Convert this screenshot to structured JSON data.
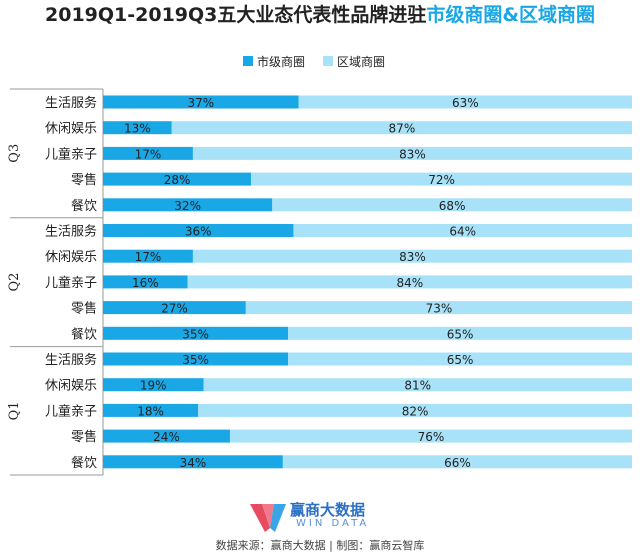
{
  "title": {
    "main": "2019Q1-2019Q3五大业态代表性品牌进驻",
    "highlight": "市级商圈&区域商圈"
  },
  "legend": [
    "市级商圈",
    "区域商圈"
  ],
  "colors": {
    "city": "#1aa7e6",
    "region": "#a8e2f8",
    "highlight": "#1aa7e6"
  },
  "chart_data": {
    "type": "bar",
    "stacked": true,
    "orientation": "horizontal",
    "xlim": [
      0,
      100
    ],
    "legend_position": "top",
    "groups": [
      {
        "quarter": "Q3",
        "categories": [
          "生活服务",
          "休闲娱乐",
          "儿童亲子",
          "零售",
          "餐饮"
        ]
      },
      {
        "quarter": "Q2",
        "categories": [
          "生活服务",
          "休闲娱乐",
          "儿童亲子",
          "零售",
          "餐饮"
        ]
      },
      {
        "quarter": "Q1",
        "categories": [
          "生活服务",
          "休闲娱乐",
          "儿童亲子",
          "零售",
          "餐饮"
        ]
      }
    ],
    "series": [
      {
        "name": "市级商圈",
        "values": [
          37,
          13,
          17,
          28,
          32,
          36,
          17,
          16,
          27,
          35,
          35,
          19,
          18,
          24,
          34
        ]
      },
      {
        "name": "区域商圈",
        "values": [
          63,
          87,
          83,
          72,
          68,
          64,
          83,
          84,
          73,
          65,
          65,
          81,
          82,
          76,
          66
        ]
      }
    ],
    "value_suffix": "%"
  },
  "logo": {
    "name": "赢商大数据",
    "sub": "WIN DATA"
  },
  "source": "数据来源：赢商大数据 | 制图：赢商云智库"
}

+-------+

**Your instructions:**
From the listing above, copy every line that holds the string "highlight".

**Task response:**
    "highlight": "市级商圈&区域商圈"
    "highlight": "#1aa7e6"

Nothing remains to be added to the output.